-- START Information provided --

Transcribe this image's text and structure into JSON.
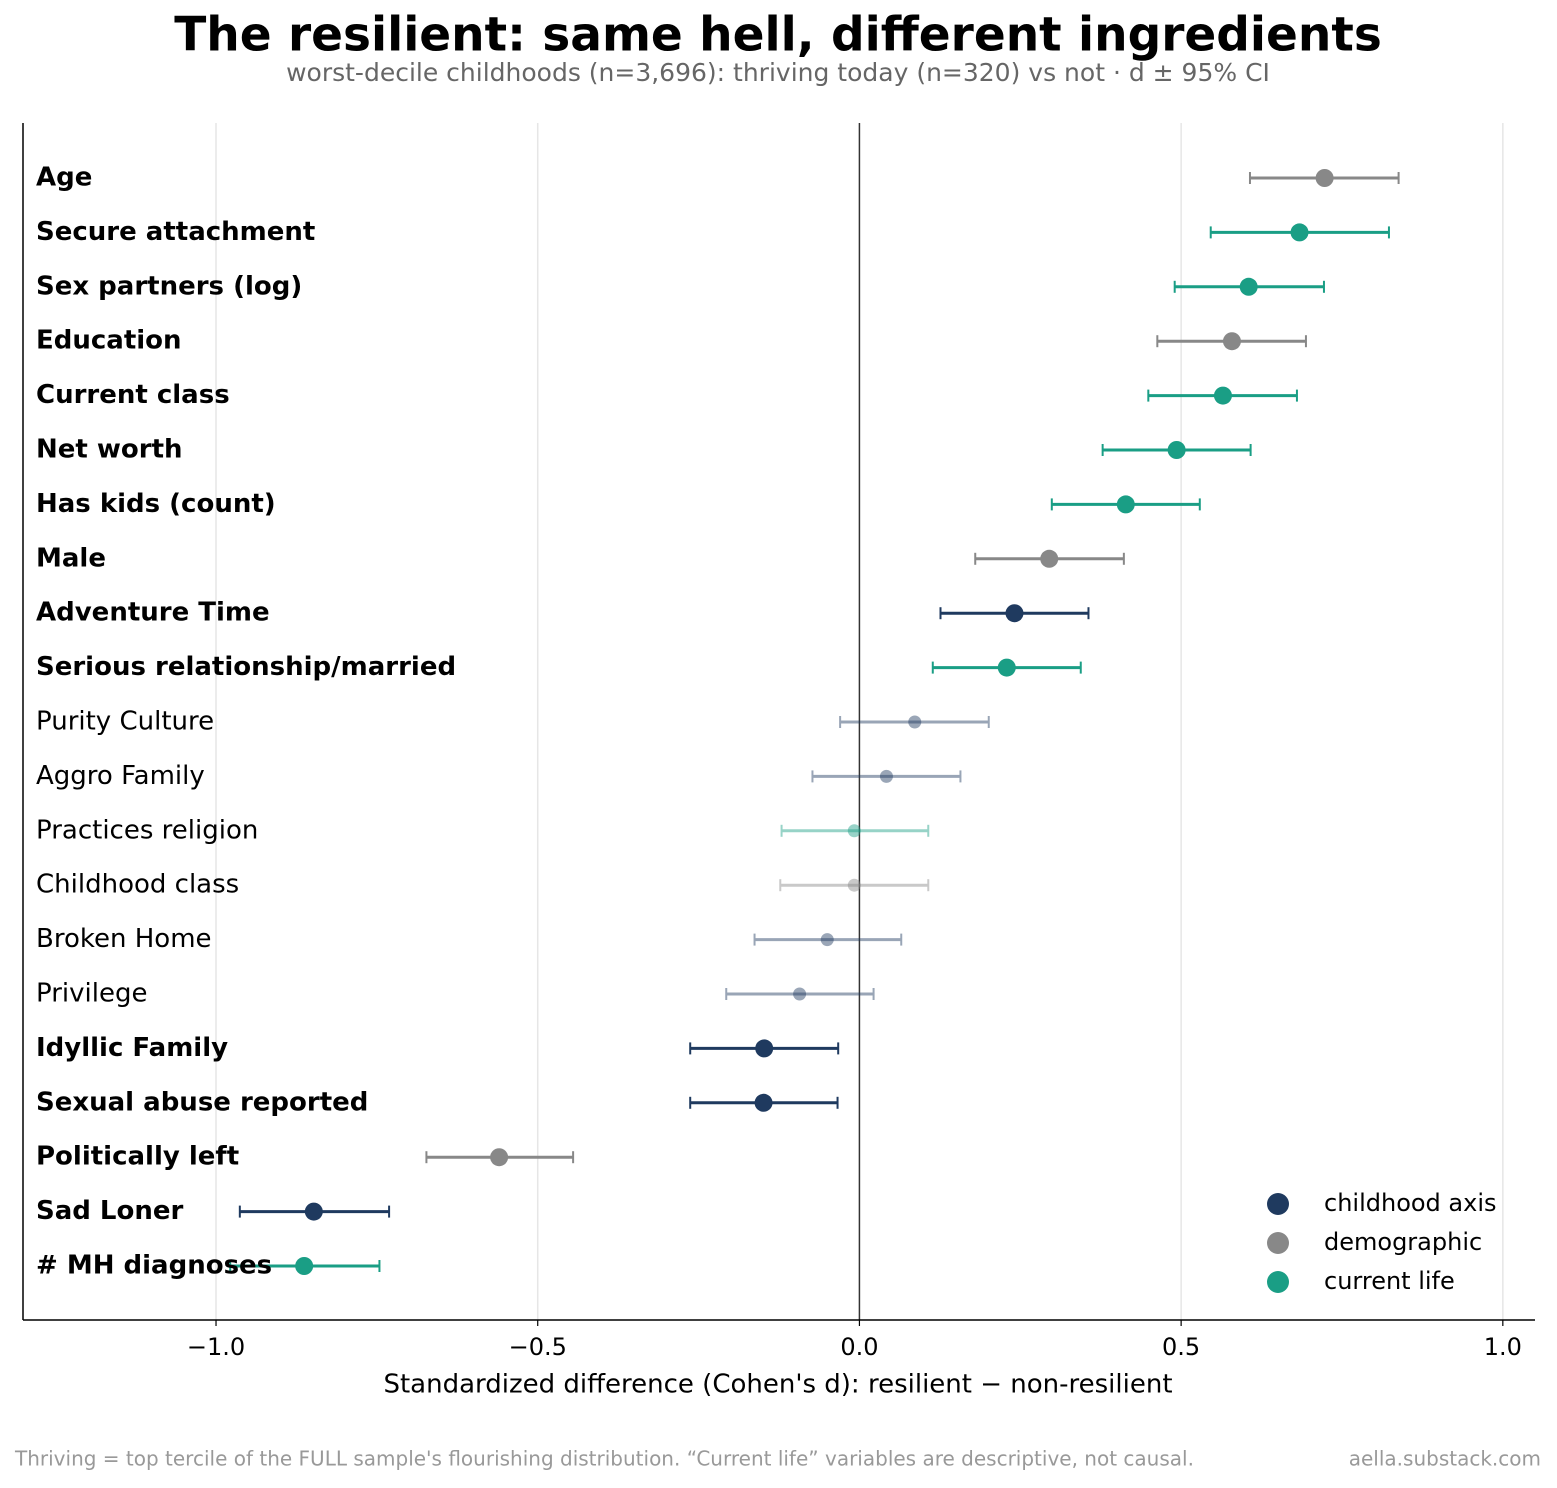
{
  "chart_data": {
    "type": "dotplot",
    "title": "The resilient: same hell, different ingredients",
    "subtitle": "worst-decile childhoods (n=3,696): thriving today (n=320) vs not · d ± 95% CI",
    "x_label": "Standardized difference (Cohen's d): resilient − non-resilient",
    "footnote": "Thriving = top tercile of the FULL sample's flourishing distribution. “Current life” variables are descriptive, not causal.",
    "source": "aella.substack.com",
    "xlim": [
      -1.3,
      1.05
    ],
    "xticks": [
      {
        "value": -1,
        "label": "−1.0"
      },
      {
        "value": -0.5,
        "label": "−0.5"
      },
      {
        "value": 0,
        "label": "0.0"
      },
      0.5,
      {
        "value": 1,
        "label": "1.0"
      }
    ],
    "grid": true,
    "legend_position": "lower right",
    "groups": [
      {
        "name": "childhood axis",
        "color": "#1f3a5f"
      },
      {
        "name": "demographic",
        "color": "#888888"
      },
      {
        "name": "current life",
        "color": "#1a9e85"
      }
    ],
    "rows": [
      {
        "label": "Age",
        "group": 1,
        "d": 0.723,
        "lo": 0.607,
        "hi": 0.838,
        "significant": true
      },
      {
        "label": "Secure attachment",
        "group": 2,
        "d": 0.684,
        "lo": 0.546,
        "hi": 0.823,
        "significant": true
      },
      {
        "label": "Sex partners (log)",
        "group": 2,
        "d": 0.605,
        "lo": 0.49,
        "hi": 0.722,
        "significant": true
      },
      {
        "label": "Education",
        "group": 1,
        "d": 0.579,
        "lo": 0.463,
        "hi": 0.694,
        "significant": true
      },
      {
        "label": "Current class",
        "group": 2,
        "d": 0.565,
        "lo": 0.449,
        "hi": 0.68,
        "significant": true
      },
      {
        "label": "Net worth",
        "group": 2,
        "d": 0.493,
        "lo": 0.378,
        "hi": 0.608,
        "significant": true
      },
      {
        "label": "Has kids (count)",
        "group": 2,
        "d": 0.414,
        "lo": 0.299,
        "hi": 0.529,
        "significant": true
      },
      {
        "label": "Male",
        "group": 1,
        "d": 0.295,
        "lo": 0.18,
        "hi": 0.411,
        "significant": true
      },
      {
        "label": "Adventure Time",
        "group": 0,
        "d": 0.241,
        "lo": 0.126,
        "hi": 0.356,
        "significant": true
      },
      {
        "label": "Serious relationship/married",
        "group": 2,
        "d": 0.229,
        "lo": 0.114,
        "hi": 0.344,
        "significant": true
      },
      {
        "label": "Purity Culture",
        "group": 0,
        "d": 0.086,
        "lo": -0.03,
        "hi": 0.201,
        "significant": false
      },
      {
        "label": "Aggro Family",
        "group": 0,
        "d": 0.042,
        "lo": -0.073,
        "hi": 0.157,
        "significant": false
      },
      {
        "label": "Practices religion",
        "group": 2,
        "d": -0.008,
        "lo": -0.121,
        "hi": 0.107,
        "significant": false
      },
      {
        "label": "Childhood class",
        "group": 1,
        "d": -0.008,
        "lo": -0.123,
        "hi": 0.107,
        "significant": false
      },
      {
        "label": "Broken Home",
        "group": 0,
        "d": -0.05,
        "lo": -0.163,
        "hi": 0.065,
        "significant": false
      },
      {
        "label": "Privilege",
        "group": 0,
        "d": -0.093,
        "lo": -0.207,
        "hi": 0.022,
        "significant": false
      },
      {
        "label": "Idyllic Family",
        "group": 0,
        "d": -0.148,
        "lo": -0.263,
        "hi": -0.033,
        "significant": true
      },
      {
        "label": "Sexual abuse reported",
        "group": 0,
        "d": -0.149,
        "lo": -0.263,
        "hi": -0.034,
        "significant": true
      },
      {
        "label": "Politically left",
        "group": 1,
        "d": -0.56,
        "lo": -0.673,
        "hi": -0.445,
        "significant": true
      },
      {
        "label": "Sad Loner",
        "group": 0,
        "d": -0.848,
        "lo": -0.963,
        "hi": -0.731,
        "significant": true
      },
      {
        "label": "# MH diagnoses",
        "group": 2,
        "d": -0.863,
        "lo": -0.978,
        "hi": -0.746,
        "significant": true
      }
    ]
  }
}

-- END Information provided --
-- START Information provided --

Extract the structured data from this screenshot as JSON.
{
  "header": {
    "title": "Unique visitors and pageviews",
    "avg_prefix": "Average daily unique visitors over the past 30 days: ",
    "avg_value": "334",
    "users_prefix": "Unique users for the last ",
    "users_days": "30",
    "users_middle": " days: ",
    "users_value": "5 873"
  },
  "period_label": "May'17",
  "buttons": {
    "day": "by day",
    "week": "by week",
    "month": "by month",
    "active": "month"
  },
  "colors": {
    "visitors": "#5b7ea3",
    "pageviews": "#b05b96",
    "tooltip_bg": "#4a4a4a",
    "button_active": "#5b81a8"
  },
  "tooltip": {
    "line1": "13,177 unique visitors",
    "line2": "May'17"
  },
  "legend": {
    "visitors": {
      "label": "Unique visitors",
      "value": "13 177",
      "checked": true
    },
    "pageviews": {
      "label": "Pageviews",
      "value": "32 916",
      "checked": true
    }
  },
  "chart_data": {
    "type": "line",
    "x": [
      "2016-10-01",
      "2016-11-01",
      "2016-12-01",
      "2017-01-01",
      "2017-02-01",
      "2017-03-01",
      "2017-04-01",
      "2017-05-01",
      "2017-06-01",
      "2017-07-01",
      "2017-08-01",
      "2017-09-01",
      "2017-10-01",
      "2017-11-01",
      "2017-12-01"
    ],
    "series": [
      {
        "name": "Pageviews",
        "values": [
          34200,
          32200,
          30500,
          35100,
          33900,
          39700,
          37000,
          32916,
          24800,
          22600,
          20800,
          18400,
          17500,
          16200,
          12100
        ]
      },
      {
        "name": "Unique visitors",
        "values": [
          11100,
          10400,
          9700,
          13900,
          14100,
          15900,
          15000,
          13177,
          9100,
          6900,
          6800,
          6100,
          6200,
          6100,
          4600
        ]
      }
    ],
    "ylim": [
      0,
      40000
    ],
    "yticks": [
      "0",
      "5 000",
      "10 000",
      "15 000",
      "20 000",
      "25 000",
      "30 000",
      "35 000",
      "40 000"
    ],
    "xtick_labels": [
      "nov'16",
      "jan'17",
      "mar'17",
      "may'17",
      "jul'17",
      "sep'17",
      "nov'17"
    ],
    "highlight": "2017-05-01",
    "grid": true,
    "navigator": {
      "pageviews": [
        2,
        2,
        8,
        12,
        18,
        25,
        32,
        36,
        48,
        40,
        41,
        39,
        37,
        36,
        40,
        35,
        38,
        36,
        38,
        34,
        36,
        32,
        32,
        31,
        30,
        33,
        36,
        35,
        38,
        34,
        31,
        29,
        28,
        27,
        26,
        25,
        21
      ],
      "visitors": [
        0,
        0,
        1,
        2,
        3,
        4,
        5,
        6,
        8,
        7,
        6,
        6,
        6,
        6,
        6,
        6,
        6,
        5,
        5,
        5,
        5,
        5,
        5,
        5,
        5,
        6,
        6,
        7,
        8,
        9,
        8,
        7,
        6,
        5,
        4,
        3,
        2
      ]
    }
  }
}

-- END Information provided --
-- START Information provided --

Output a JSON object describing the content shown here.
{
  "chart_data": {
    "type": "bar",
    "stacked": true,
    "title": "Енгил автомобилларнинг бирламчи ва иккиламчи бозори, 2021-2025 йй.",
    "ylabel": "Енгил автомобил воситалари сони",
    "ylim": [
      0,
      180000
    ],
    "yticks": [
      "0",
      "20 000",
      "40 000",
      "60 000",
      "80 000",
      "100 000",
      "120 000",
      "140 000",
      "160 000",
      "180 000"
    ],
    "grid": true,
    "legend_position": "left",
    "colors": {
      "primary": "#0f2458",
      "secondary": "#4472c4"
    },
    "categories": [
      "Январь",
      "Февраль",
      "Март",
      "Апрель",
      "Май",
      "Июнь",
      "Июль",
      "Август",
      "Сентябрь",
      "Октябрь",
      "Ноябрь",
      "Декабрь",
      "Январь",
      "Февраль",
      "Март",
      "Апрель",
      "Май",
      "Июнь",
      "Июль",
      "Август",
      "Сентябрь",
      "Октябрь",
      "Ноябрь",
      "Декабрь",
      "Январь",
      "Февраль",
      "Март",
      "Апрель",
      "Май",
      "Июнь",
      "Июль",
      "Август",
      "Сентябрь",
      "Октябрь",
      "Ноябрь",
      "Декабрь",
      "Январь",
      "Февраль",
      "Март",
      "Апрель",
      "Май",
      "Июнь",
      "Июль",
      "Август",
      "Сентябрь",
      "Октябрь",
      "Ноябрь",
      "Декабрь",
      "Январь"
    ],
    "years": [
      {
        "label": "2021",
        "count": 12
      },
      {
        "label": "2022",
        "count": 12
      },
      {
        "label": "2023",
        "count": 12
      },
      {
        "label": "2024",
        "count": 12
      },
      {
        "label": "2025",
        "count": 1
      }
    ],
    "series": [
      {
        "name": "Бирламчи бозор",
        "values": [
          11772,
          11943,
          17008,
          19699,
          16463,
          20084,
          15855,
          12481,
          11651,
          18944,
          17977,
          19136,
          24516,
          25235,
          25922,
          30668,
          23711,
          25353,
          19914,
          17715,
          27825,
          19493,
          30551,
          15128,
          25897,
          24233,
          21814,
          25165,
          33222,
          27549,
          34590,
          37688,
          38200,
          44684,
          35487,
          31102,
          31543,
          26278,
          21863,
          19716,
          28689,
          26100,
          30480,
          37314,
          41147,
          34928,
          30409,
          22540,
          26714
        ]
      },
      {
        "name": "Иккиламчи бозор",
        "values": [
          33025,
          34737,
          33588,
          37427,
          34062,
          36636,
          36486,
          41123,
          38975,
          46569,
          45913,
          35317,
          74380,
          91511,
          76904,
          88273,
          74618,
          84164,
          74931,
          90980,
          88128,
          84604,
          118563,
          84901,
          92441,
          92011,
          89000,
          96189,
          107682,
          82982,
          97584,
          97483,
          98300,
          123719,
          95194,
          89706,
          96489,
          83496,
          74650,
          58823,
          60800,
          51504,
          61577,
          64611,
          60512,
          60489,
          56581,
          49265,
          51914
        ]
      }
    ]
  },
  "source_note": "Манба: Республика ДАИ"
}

-- END Information provided --

Exercise task - Return all the lines that contain the string "left".

Expected answer -
        "label": "Politically left",
    "legend_position": "left",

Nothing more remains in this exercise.